* Consigne 1:
Modifiez une partie des enregistrements en remplaçant « comment-actions » par « comment-footer » et en laissant tout le reste intact. Commencez au début des enregistrements et arrêtez-vous après la ligne qui contient « 209, 124, 220] ».

- - - - - - -

La réserve la plus évidente pouvant être prononcée vis à vis du projet d’Union eurasiatique est la même que celle constatée pour l’UD : le profond déséquilibre existant entre la Russie et les autres membres, effectifs ou à venir de l’Union. Ce problème, fondamental dans l’intégration post-soviétique, pourrait menacer l’avenir du processus de construction eurasiatique, fortement promu par V. Poutine. Représentant, de ses propres dires, l’une des priorités absolues de son troisième mandat [51], il semblerait susciter moins d’enthousiasme parmi les autres parties intéressés. Si Minsk et Astana sont favorables au volet économique de l’intégration, leur regard envers d’autres développements de ce processus, notamment sur le plan politique et monétaire, est beaucoup plus mesuré.

- - - - - - -

* Consigne 2:
D'après le texte présenté, sur quels plans de l'intégration Minsk et Astana portent-elles un regard beaucoup plus mesuré ?

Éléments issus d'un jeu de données
- - - - - - -

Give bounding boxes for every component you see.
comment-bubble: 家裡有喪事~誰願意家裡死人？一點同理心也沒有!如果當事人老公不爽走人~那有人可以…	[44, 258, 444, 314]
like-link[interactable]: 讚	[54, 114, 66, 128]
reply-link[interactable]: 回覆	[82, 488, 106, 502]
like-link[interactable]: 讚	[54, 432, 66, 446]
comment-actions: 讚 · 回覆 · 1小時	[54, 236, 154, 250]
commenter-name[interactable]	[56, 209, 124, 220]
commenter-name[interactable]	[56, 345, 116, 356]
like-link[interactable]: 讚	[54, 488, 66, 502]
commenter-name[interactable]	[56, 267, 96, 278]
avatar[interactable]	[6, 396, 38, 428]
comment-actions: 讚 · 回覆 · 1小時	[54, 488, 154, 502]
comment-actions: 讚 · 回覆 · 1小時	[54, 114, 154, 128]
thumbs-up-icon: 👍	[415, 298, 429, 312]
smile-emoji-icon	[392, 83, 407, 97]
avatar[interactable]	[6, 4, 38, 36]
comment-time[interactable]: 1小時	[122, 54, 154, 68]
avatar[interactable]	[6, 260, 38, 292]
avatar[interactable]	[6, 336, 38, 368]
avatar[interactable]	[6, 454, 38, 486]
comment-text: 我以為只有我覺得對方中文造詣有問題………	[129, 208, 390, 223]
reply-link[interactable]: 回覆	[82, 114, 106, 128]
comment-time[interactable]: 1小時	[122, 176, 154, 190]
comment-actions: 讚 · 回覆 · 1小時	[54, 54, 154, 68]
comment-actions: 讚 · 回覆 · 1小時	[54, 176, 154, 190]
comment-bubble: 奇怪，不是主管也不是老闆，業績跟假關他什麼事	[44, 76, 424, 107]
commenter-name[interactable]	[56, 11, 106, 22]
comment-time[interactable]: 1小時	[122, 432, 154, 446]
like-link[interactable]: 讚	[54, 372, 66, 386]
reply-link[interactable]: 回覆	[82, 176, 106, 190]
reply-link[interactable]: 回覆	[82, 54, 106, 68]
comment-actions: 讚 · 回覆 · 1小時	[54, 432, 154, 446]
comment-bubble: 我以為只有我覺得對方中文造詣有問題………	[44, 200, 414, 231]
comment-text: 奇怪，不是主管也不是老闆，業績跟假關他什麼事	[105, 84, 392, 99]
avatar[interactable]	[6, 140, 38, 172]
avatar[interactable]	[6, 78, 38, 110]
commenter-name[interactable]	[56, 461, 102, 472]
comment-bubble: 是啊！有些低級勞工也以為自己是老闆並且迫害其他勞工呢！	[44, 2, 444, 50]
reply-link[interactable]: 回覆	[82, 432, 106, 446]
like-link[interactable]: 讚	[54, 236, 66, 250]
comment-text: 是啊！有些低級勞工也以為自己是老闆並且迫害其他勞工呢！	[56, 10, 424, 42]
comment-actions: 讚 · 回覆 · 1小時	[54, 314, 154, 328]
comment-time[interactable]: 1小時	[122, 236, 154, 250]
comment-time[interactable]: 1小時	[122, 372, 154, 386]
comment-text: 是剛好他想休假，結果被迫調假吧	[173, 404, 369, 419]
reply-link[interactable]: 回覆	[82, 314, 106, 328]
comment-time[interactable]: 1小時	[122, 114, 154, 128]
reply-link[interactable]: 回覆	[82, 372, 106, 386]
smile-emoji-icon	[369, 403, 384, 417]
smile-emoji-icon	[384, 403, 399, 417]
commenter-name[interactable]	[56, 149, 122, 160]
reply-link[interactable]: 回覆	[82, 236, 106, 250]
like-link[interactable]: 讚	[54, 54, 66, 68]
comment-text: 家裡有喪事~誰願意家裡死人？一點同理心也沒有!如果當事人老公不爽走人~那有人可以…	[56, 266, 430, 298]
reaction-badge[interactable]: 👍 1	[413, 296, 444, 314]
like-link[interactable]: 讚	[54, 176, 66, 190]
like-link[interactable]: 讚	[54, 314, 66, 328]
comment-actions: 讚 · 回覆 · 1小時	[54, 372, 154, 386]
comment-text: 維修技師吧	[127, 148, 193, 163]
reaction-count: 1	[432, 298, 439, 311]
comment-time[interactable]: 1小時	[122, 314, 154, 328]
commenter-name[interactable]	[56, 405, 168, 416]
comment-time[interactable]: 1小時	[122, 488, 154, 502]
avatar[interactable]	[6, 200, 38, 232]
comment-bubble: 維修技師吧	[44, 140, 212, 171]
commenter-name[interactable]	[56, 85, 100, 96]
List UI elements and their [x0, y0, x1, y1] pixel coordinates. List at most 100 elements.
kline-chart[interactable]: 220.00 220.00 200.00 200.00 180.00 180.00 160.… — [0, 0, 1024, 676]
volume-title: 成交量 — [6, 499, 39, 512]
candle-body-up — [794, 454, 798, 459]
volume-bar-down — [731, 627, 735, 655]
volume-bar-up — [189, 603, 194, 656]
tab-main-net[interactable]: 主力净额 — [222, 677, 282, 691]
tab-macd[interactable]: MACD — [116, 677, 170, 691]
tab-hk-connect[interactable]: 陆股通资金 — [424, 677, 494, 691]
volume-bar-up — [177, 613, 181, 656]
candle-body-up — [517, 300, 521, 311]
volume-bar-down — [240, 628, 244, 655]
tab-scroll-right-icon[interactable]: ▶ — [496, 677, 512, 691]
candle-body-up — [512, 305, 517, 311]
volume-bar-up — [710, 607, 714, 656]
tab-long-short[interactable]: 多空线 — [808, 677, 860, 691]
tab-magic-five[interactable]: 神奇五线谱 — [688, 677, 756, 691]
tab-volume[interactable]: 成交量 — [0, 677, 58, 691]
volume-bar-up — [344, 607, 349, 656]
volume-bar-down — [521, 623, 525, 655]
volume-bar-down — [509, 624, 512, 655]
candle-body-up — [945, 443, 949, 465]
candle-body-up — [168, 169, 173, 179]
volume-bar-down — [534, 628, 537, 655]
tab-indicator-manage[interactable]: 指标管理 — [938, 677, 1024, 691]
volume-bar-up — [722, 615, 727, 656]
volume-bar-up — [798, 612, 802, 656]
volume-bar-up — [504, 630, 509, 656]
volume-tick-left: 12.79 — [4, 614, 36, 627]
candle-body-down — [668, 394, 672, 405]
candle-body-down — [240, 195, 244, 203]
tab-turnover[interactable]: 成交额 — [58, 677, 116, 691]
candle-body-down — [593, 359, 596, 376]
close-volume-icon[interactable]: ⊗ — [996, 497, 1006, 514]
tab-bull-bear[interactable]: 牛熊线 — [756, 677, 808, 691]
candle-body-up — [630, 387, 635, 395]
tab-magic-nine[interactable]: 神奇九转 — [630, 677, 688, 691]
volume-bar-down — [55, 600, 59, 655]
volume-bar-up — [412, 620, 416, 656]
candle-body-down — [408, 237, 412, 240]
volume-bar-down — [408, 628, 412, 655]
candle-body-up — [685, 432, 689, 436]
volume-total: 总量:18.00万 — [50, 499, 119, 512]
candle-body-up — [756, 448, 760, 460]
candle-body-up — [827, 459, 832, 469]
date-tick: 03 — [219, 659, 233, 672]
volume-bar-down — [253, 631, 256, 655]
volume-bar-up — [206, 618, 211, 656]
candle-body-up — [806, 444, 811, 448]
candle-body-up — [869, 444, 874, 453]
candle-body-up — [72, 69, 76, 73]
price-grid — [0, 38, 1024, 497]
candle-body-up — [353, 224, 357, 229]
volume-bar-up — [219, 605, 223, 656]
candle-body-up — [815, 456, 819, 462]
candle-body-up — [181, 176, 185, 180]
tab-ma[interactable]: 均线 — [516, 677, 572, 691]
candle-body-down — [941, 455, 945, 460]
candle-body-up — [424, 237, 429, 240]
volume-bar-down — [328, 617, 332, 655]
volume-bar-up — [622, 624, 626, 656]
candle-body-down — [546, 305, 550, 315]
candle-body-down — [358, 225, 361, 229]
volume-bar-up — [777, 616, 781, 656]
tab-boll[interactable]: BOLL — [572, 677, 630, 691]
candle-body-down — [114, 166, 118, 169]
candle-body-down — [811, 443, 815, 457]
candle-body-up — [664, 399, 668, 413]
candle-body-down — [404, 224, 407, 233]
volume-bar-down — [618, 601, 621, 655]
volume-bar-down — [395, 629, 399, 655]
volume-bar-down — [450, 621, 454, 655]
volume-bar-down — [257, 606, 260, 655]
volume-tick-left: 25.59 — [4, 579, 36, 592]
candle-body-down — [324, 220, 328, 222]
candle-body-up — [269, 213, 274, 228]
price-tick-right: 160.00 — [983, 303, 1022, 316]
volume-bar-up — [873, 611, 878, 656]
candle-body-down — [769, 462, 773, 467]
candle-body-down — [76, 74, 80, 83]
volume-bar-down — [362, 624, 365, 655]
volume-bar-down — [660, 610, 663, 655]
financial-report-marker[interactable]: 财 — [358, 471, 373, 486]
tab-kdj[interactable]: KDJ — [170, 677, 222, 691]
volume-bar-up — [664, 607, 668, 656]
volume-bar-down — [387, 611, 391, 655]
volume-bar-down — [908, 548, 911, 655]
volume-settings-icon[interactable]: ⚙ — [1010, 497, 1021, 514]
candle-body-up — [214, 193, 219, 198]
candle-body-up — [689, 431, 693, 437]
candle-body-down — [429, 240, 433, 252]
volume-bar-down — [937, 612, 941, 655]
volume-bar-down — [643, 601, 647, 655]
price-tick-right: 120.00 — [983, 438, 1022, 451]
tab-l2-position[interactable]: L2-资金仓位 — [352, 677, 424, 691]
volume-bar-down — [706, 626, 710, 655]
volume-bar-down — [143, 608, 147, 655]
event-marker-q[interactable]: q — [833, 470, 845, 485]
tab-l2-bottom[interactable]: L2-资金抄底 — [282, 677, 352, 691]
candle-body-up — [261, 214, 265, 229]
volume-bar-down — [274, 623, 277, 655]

- - - - - - -

* Réponse attendue 1:
Give bounding boxes for every component you see.
comment-bubble: 家裡有喪事~誰願意家裡死人？一點同理心也沒有!如果當事人老公不爽走人~那有人可以…	[44, 258, 444, 314]
like-link[interactable]: 讚	[54, 114, 66, 128]
reply-link[interactable]: 回覆	[82, 488, 106, 502]
like-link[interactable]: 讚	[54, 432, 66, 446]
comment-footer: 讚 · 回覆 · 1小時	[54, 236, 154, 250]
commenter-name[interactable]	[56, 209, 124, 220]

* Réponse attendue 2:
Sur les plans politique et monétaire.